Problem to solve. Give the stretch of items from the very first line through the line containing "text-line: mutatva, mellynek" as a Markdown table with columns headed Row and Line, numbering each row and omitting blank lines.

Task input.
<<<<
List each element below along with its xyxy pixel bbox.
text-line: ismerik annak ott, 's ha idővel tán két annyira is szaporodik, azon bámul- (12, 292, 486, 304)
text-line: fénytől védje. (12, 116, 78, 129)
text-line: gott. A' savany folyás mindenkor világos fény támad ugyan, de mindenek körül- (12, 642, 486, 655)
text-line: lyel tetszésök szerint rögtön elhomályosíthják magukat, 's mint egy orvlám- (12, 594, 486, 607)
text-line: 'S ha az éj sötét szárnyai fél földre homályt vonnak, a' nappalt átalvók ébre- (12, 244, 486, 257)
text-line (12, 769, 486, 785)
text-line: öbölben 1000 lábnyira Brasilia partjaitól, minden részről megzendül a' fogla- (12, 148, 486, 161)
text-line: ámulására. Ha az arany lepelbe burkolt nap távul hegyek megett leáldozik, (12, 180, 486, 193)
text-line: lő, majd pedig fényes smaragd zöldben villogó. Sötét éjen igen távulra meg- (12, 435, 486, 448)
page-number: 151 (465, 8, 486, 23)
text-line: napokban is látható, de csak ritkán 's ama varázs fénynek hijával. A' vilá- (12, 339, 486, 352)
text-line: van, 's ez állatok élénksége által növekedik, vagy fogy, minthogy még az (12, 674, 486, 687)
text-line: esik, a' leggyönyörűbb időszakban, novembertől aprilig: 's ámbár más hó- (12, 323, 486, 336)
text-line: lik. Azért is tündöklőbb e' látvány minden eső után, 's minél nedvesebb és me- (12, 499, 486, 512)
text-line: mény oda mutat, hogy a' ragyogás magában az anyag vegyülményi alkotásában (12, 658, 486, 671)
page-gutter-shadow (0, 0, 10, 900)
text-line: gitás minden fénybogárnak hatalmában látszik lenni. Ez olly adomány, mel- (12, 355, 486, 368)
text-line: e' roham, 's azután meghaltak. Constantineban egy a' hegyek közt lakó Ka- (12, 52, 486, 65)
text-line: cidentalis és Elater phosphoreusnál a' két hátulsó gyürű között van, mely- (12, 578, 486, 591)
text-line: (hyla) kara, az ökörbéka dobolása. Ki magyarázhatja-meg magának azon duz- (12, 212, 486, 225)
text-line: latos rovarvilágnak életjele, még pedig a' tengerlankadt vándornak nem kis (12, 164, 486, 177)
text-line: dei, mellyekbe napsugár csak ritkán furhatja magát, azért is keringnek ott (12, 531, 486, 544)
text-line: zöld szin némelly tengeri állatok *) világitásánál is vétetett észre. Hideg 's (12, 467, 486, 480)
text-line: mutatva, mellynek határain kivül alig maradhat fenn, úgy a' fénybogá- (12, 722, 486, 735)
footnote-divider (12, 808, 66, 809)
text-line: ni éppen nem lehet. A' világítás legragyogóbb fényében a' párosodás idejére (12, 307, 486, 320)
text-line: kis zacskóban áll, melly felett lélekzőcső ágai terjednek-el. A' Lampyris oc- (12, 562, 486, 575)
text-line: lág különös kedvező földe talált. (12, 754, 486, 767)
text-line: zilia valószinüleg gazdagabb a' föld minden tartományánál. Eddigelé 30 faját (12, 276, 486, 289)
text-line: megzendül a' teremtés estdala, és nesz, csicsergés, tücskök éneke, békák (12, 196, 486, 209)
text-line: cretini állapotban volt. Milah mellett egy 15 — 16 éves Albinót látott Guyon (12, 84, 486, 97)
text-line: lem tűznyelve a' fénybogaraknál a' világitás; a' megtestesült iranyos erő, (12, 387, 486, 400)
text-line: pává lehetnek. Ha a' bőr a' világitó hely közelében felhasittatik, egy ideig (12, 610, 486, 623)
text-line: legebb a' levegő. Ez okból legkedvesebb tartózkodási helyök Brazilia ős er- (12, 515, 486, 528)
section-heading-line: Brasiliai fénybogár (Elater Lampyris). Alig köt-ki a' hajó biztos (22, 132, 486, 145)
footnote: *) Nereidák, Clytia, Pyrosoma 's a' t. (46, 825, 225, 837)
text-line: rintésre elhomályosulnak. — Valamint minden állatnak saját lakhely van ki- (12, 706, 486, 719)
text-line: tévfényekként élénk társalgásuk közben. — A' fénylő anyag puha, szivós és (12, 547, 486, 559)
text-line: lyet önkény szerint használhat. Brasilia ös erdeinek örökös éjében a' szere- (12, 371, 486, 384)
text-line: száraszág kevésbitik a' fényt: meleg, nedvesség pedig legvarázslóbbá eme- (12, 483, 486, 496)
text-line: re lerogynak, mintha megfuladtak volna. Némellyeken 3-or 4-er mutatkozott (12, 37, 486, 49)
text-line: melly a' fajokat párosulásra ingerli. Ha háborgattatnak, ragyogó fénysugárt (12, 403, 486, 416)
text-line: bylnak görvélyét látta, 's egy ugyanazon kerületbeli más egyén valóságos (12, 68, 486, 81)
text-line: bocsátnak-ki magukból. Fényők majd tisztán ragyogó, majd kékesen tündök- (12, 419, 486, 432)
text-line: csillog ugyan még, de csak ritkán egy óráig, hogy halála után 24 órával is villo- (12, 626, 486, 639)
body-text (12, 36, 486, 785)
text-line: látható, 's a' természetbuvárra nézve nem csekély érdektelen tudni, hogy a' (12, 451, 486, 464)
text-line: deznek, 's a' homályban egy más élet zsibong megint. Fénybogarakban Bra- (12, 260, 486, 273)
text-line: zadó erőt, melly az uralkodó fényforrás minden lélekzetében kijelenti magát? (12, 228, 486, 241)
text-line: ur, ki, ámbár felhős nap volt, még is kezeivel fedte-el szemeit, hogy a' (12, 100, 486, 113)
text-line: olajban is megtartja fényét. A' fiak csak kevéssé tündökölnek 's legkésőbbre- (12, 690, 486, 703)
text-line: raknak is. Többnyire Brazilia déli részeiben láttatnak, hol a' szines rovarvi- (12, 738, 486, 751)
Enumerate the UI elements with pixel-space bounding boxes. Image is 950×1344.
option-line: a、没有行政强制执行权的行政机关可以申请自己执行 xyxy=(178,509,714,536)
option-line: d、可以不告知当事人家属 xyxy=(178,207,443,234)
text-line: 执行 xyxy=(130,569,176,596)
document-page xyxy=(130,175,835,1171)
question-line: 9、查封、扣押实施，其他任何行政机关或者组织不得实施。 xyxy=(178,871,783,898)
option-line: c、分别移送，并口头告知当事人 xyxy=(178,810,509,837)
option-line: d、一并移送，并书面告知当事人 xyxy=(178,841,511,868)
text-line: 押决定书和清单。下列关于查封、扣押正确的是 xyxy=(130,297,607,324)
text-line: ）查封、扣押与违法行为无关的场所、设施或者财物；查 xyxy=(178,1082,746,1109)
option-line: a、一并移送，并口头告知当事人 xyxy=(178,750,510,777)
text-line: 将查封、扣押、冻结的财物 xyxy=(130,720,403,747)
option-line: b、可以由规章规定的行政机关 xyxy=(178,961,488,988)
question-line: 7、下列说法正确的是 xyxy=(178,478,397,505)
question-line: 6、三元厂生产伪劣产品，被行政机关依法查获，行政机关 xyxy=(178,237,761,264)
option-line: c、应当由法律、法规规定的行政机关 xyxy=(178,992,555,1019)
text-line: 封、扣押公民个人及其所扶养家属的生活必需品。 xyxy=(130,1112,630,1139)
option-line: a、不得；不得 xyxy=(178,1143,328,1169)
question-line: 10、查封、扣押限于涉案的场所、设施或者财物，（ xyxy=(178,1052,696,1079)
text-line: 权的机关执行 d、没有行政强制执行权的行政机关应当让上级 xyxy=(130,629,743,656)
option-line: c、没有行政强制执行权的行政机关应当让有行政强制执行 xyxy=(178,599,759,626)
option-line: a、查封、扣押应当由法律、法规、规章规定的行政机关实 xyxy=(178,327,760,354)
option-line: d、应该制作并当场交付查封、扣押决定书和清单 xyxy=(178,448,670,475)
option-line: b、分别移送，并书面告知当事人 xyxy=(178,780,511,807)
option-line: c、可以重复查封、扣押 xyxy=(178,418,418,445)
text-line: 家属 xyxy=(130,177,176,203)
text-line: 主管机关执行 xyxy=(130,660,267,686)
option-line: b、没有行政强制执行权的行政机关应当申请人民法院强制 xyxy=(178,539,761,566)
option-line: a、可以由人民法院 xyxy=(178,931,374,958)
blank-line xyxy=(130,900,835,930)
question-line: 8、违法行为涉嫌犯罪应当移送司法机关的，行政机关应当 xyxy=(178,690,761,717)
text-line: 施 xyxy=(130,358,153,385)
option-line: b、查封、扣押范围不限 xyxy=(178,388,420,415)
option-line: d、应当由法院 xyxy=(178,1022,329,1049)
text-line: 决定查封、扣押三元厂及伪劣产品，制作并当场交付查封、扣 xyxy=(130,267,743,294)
>>>>
Solution for this problem.
| Row | Line |
|---|---|
| 1 | List each element below along with its xyxy pixel bbox. |
| 2 | text-line: ismerik annak ott, 's ha idővel tán két annyira is szaporodik, azon bámul- (12, 292, 486, 304) |
| 3 | text-line: fénytől védje. (12, 116, 78, 129) |
| 4 | text-line: gott. A' savany folyás mindenkor világos fény támad ugyan, de mindenek körül- (12, 642, 486, 655) |
| 5 | text-line: lyel tetszésök szerint rögtön elhomályosíthják magukat, 's mint egy orvlám- (12, 594, 486, 607) |
| 6 | text-line: 'S ha az éj sötét szárnyai fél földre homályt vonnak, a' nappalt átalvók ébre- (12, 244, 486, 257) |
| 7 | text-line (12, 769, 486, 785) |
| 8 | text-line: öbölben 1000 lábnyira Brasilia partjaitól, minden részről megzendül a' fogla- (12, 148, 486, 161) |
| 9 | text-line: ámulására. Ha az arany lepelbe burkolt nap távul hegyek megett leáldozik, (12, 180, 486, 193) |
| 10 | text-line: lő, majd pedig fényes smaragd zöldben villogó. Sötét éjen igen távulra meg- (12, 435, 486, 448) |
| 11 | page-number: 151 (465, 8, 486, 23) |
| 12 | text-line: napokban is látható, de csak ritkán 's ama varázs fénynek hijával. A' vilá- (12, 339, 486, 352) |
| 13 | text-line: van, 's ez állatok élénksége által növekedik, vagy fogy, minthogy még az (12, 674, 486, 687) |
| 14 | text-line: esik, a' leggyönyörűbb időszakban, novembertől aprilig: 's ámbár más hó- (12, 323, 486, 336) |
| 15 | text-line: lik. Azért is tündöklőbb e' látvány minden eső után, 's minél nedvesebb és me- (12, 499, 486, 512) |
| 16 | text-line: mény oda mutat, hogy a' ragyogás magában az anyag vegyülményi alkotásában (12, 658, 486, 671) |
| 17 | page-gutter-shadow (0, 0, 10, 900) |
| 18 | text-line: gitás minden fénybogárnak hatalmában látszik lenni. Ez olly adomány, mel- (12, 355, 486, 368) |
| 19 | text-line: e' roham, 's azután meghaltak. Constantineban egy a' hegyek közt lakó Ka- (12, 52, 486, 65) |
| 20 | text-line: cidentalis és Elater phosphoreusnál a' két hátulsó gyürű között van, mely- (12, 578, 486, 591) |
| 21 | text-line: (hyla) kara, az ökörbéka dobolása. Ki magyarázhatja-meg magának azon duz- (12, 212, 486, 225) |
| 22 | text-line: latos rovarvilágnak életjele, még pedig a' tengerlankadt vándornak nem kis (12, 164, 486, 177) |
| 23 | text-line: dei, mellyekbe napsugár csak ritkán furhatja magát, azért is keringnek ott (12, 531, 486, 544) |
| 24 | text-line: zöld szin némelly tengeri állatok *) világitásánál is vétetett észre. Hideg 's (12, 467, 486, 480) |
| 25 | text-line: mutatva, mellynek határain kivül alig maradhat fenn, úgy a' fénybogá- (12, 722, 486, 735) |